Work instructions
Scan the records below. List lines holding "location".

··········

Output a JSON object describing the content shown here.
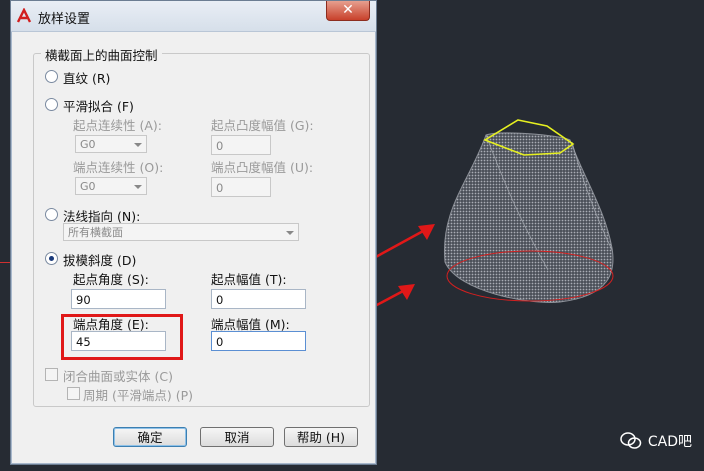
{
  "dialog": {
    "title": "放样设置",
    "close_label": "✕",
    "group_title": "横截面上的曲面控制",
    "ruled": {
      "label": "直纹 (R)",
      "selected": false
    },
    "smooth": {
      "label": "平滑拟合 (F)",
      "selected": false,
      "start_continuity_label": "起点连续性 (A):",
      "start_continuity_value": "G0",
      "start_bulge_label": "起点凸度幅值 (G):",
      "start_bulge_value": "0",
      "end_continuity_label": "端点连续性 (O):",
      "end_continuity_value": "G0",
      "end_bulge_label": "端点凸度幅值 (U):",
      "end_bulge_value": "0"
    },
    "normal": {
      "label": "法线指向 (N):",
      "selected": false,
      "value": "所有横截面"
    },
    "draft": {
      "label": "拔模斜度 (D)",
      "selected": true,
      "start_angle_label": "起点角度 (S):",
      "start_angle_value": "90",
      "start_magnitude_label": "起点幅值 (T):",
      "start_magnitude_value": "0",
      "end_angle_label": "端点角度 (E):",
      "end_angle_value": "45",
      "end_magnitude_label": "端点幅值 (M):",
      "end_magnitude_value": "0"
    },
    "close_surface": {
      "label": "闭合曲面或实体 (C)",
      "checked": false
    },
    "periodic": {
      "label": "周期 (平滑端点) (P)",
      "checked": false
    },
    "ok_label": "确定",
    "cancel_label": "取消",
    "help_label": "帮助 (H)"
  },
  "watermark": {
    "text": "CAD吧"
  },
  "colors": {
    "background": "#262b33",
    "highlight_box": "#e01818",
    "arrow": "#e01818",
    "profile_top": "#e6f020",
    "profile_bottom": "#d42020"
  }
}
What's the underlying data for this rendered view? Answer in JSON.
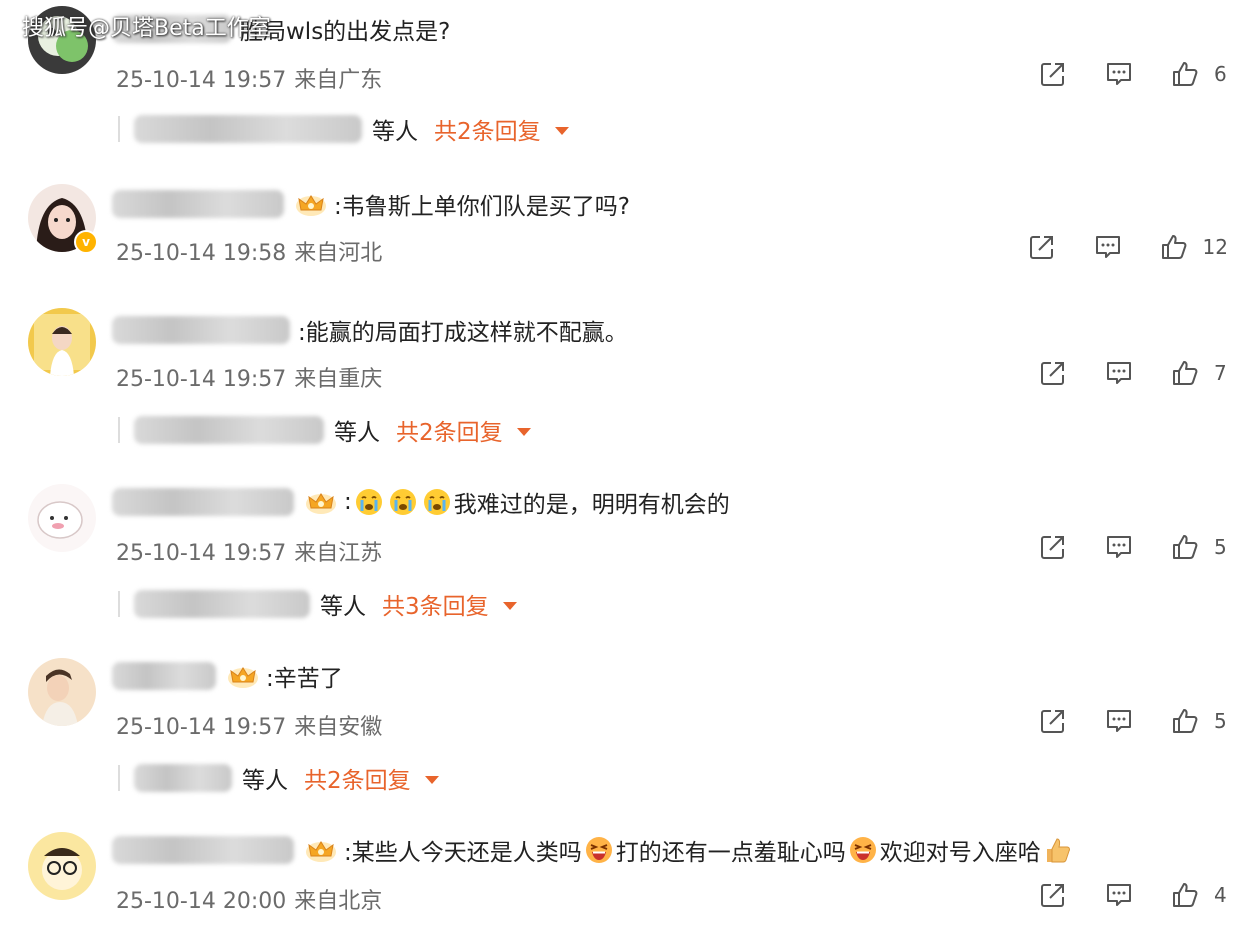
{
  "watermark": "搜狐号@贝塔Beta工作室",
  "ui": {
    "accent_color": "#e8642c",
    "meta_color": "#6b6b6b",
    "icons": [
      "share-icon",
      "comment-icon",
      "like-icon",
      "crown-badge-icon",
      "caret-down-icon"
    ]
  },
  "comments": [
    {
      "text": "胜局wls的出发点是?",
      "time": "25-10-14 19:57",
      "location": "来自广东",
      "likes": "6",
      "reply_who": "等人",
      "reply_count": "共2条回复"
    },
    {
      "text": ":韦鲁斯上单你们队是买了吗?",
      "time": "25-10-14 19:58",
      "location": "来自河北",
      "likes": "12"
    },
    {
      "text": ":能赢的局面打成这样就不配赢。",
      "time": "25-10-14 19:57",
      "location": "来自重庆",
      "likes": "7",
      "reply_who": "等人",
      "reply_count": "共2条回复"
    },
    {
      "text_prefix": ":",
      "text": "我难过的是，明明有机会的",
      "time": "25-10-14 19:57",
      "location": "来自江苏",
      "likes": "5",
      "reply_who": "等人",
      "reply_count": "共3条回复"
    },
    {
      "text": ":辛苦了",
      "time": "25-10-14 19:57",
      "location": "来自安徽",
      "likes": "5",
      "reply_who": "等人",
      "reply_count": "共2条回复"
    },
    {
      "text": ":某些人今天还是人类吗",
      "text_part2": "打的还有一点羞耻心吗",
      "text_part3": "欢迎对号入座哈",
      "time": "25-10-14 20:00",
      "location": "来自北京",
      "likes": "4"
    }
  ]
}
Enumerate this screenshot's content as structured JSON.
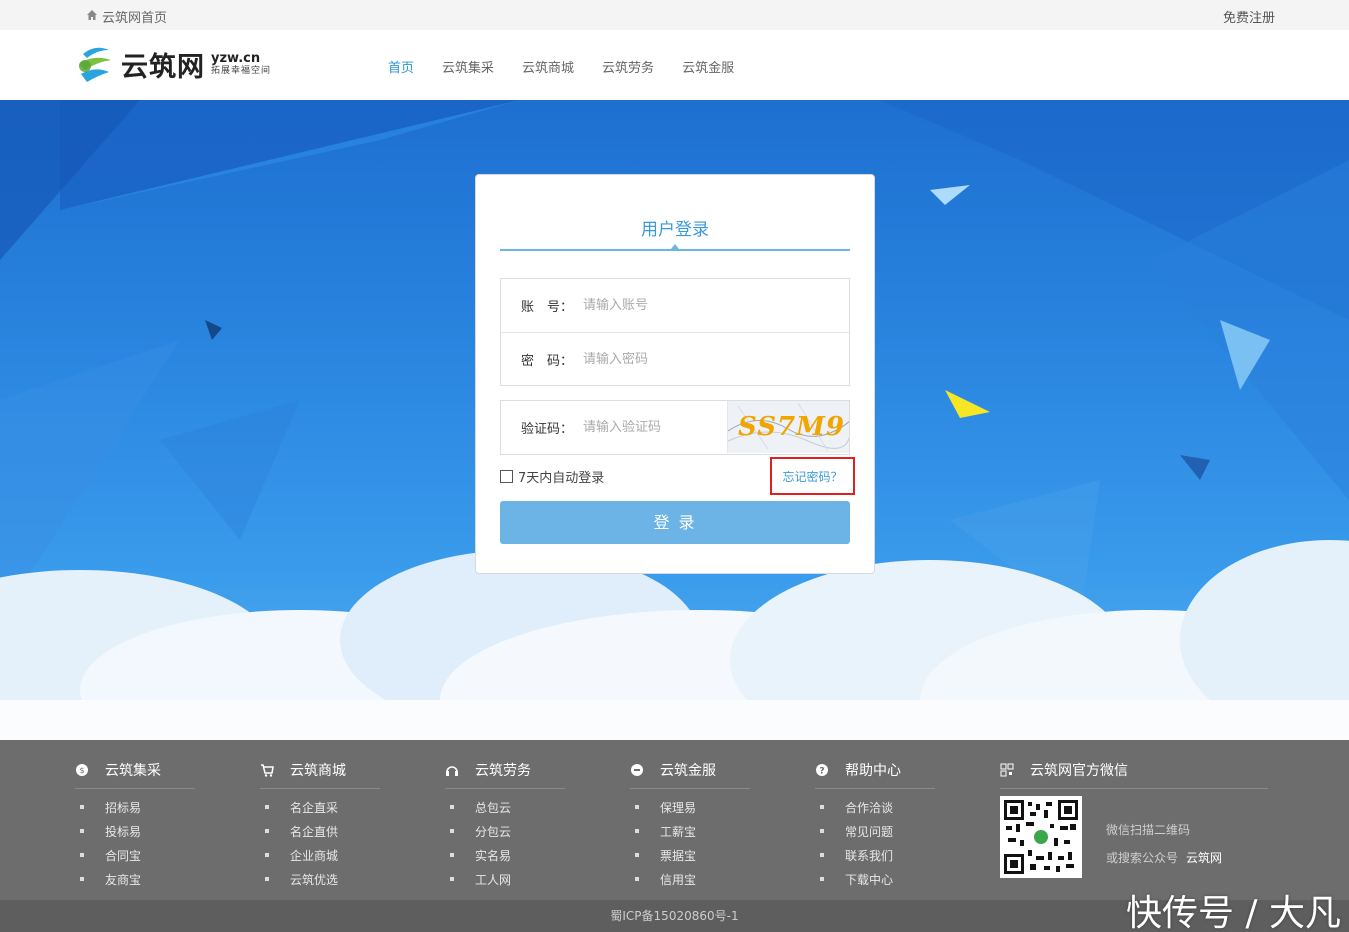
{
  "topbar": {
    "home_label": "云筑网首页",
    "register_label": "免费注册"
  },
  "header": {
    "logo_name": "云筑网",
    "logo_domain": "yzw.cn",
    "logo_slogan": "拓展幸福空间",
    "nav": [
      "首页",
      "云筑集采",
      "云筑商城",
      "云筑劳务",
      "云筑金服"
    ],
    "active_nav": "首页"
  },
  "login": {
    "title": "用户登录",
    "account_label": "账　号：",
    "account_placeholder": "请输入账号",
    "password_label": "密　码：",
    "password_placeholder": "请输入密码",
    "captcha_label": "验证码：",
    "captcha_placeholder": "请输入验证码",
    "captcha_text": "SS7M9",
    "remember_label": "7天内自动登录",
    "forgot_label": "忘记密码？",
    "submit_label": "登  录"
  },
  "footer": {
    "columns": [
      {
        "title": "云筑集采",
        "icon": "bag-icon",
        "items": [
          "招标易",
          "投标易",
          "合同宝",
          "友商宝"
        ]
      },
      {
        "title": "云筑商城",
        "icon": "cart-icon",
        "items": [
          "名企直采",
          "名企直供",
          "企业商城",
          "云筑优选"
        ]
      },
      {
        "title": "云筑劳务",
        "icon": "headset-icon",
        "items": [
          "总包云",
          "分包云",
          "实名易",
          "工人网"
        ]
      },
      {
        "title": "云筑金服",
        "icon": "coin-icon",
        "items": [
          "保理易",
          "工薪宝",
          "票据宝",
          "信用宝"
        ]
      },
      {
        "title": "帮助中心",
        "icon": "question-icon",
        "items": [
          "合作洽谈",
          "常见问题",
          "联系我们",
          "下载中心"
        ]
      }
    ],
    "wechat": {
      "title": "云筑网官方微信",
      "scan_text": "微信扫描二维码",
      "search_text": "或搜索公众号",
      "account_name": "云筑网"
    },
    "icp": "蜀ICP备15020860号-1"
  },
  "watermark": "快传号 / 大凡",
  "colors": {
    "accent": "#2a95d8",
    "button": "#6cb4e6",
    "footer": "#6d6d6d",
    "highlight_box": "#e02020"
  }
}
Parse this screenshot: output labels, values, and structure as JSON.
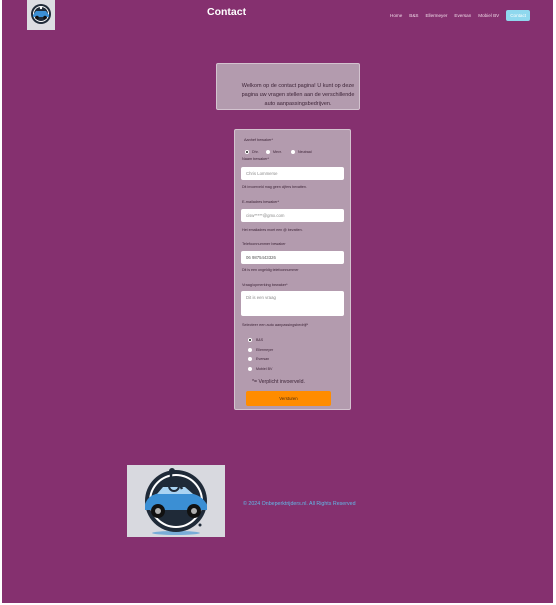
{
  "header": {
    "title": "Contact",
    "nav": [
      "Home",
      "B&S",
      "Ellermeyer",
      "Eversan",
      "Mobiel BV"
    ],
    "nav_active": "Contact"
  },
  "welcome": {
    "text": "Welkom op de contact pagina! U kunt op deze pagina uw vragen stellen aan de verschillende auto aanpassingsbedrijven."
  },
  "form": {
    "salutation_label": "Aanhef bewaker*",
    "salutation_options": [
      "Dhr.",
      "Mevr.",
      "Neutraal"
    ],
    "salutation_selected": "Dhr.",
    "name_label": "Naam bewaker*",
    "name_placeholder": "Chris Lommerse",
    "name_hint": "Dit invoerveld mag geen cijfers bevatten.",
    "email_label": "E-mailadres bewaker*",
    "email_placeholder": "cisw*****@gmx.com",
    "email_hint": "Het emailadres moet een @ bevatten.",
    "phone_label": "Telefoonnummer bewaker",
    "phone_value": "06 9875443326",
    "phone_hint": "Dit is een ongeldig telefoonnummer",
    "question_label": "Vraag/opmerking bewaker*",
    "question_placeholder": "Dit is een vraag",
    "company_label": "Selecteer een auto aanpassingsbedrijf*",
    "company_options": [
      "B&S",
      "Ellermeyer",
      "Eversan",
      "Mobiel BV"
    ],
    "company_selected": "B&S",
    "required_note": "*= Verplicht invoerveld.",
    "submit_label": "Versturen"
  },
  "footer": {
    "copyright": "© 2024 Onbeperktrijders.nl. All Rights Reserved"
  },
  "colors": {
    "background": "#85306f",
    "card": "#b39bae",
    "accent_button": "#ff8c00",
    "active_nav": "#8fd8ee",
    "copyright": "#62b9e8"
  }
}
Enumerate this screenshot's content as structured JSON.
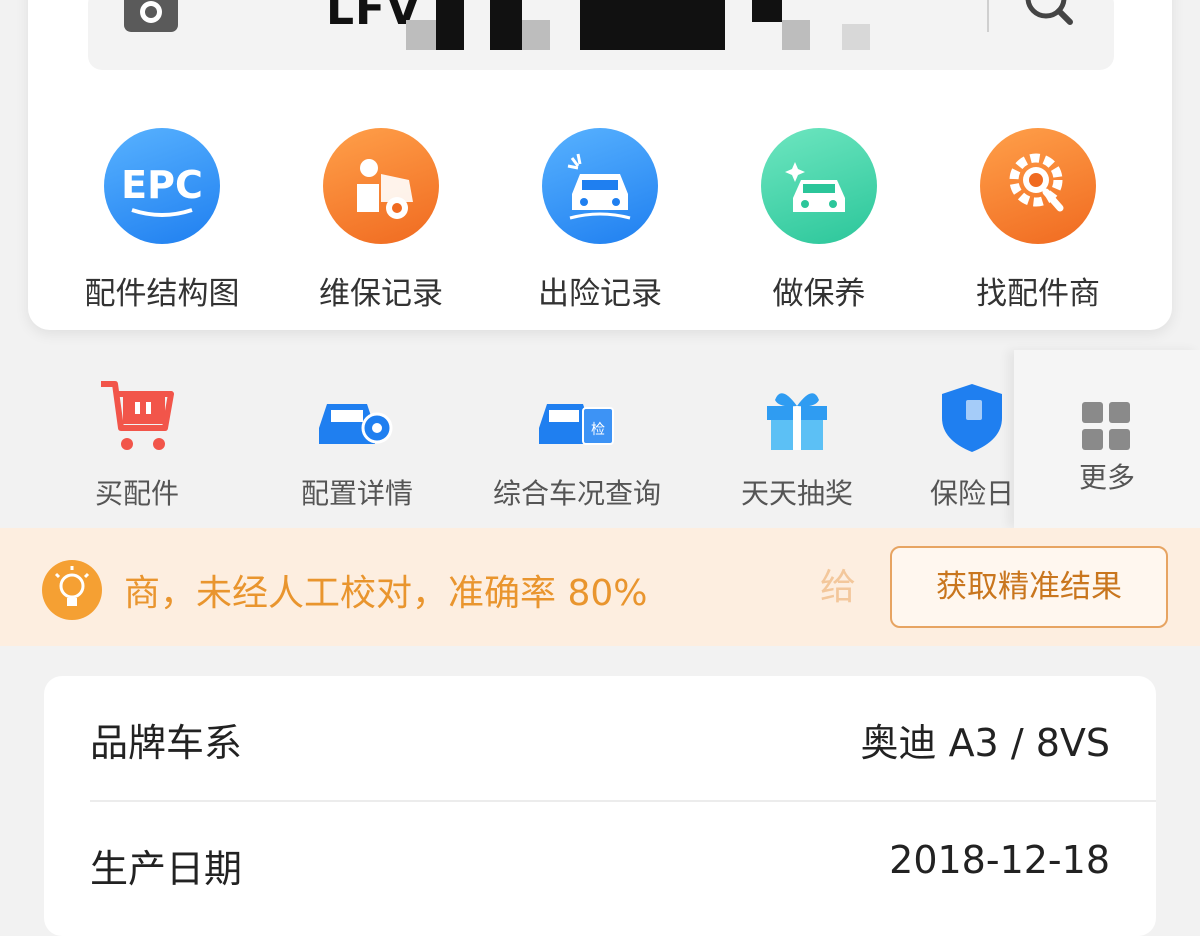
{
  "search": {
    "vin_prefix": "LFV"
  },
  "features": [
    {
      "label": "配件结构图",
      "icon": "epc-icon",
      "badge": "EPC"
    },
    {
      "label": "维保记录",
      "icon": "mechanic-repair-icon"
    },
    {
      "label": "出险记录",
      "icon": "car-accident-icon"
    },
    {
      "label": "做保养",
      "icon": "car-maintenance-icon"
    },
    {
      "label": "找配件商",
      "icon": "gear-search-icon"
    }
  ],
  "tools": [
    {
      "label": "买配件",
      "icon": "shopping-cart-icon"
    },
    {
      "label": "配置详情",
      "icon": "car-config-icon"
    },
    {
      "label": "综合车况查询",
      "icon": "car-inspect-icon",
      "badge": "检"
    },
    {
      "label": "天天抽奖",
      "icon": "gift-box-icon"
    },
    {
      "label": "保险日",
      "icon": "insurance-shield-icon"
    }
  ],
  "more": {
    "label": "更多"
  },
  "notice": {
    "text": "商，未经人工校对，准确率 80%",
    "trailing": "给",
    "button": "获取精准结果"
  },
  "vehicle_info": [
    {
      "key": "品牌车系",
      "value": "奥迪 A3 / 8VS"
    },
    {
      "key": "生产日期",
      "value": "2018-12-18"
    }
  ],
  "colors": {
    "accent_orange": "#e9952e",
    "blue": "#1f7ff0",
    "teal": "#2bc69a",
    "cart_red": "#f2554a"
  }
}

··········

Task answer
      "location": "来自广东",
      "location": "来自河北",
      "location": "来自重庆",
      "location": "来自江苏",
      "location": "来自安徽",
      "location": "来自北京",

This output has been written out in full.